*** Records
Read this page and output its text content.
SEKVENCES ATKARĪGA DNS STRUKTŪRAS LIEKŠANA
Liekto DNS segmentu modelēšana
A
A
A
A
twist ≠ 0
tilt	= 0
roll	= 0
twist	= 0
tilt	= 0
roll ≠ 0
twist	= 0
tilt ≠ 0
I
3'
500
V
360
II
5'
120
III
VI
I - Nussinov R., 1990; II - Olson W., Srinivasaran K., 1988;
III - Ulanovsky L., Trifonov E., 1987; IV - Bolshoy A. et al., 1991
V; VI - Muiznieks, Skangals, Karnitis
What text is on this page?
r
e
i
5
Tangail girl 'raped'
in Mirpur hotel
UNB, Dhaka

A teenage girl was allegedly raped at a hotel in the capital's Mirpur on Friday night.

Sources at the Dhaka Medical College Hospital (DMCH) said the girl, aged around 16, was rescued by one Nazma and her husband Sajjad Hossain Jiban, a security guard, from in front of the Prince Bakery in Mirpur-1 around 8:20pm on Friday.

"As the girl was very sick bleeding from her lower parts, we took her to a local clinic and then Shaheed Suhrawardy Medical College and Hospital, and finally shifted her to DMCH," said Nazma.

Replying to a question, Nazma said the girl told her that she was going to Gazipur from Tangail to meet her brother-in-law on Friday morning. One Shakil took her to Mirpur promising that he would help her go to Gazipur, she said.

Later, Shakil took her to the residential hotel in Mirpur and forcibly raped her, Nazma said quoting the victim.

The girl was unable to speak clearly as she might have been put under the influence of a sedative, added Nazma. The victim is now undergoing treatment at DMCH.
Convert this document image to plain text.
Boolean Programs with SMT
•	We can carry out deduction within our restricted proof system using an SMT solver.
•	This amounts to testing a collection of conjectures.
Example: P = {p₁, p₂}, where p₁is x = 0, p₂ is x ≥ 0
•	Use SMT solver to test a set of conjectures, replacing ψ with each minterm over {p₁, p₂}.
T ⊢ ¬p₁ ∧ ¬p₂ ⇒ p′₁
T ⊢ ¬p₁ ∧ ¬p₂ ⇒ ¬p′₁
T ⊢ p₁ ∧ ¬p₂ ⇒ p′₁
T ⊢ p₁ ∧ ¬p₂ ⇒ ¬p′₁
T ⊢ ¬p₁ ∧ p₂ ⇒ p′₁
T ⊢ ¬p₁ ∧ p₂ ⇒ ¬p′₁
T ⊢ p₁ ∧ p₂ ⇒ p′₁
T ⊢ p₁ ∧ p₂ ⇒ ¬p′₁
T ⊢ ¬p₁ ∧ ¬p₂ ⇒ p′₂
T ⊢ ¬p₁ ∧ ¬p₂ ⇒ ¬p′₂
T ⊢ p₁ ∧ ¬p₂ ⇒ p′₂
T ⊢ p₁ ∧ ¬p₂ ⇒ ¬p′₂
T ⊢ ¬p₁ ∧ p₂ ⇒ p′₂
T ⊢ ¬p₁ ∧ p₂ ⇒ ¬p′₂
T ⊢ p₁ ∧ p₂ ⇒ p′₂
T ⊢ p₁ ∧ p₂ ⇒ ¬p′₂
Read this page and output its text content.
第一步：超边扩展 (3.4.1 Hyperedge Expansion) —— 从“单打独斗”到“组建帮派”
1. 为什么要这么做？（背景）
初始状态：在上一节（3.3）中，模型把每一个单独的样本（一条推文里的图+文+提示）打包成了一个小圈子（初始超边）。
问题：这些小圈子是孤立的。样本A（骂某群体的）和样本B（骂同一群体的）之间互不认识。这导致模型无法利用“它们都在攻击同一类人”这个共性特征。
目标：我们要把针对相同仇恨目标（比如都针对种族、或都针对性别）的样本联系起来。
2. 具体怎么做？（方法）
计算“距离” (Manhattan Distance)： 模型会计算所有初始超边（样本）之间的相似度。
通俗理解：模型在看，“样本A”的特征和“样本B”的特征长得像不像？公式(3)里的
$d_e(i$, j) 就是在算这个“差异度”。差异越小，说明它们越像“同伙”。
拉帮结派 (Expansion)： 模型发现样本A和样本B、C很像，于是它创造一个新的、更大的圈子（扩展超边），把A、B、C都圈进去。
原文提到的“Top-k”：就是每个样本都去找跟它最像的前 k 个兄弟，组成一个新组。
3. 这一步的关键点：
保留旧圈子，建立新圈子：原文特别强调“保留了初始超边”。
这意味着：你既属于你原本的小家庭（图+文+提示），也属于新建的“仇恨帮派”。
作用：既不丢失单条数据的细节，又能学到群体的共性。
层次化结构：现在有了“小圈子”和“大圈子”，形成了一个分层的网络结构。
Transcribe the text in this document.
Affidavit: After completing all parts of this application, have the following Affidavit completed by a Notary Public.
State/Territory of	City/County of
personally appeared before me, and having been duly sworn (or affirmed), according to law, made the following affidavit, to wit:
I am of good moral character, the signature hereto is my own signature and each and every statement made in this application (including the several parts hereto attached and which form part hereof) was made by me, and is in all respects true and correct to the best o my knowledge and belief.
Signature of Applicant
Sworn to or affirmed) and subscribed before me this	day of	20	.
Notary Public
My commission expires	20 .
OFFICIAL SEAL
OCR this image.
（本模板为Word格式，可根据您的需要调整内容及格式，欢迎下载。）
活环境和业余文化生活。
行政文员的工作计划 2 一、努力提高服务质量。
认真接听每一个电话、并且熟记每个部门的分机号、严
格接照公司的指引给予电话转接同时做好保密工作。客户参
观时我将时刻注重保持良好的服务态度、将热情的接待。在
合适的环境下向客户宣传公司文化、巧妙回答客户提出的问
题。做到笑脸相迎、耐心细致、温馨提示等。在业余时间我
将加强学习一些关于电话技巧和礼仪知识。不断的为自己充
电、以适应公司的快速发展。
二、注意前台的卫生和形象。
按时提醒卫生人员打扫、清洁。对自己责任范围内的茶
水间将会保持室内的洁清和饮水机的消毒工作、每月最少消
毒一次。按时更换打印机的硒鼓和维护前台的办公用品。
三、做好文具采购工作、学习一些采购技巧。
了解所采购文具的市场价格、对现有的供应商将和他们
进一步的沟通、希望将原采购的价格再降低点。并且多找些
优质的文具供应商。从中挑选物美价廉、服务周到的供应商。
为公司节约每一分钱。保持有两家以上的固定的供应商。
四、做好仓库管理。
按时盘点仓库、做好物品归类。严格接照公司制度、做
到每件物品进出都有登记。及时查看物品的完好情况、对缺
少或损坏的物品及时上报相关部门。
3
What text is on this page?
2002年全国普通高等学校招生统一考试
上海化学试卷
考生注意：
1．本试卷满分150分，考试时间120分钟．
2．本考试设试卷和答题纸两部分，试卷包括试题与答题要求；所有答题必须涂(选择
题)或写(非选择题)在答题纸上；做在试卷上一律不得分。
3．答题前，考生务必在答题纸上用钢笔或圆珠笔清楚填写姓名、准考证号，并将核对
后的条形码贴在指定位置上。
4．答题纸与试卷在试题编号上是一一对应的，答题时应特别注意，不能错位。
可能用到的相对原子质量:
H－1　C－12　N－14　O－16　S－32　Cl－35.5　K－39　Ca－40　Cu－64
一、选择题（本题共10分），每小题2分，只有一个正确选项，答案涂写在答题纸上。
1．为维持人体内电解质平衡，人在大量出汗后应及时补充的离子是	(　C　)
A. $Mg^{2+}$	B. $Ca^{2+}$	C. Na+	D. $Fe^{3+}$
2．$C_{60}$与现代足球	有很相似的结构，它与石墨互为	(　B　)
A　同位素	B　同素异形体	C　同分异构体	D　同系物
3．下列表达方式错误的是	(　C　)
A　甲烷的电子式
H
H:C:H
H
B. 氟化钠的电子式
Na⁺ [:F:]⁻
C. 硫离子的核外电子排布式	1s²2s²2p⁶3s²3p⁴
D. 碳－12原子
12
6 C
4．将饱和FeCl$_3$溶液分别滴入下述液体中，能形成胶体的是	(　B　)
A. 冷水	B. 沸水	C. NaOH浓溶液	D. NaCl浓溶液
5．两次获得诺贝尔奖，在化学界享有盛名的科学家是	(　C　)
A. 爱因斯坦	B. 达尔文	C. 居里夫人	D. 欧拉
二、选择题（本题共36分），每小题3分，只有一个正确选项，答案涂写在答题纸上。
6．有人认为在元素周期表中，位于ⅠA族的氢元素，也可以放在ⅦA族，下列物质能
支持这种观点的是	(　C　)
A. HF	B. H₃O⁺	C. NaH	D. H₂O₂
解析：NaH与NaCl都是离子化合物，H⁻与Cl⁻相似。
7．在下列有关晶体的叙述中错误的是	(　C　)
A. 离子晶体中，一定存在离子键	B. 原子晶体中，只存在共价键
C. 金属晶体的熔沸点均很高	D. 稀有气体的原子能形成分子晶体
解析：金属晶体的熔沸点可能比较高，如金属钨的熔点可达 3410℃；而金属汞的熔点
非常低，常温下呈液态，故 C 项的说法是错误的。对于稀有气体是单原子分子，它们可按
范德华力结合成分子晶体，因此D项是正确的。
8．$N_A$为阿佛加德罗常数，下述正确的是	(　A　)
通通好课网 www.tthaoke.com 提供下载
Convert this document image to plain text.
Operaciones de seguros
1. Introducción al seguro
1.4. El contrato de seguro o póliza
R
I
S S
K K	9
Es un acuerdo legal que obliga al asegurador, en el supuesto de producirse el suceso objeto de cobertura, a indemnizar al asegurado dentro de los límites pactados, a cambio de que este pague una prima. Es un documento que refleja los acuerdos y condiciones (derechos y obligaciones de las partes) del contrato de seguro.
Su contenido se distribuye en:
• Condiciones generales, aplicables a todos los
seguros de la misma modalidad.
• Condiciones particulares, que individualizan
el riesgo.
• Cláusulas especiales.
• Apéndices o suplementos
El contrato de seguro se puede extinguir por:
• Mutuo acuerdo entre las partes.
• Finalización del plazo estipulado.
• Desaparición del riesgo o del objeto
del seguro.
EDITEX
******
Exercise: Identify every line above with the string "partes" in it. Copy those lines.

Expected answer:
Es un acuerdo legal que obliga al asegurador, en el supuesto de producirse el suceso objeto de cobertura, a indemnizar al asegurado dentro de los límites pactados, a cambio de que este pague una prima. Es un documento que refleja los acuerdos y condiciones (derechos y obligaciones de las partes) del contrato de seguro.
• Mutuo acuerdo entre las partes.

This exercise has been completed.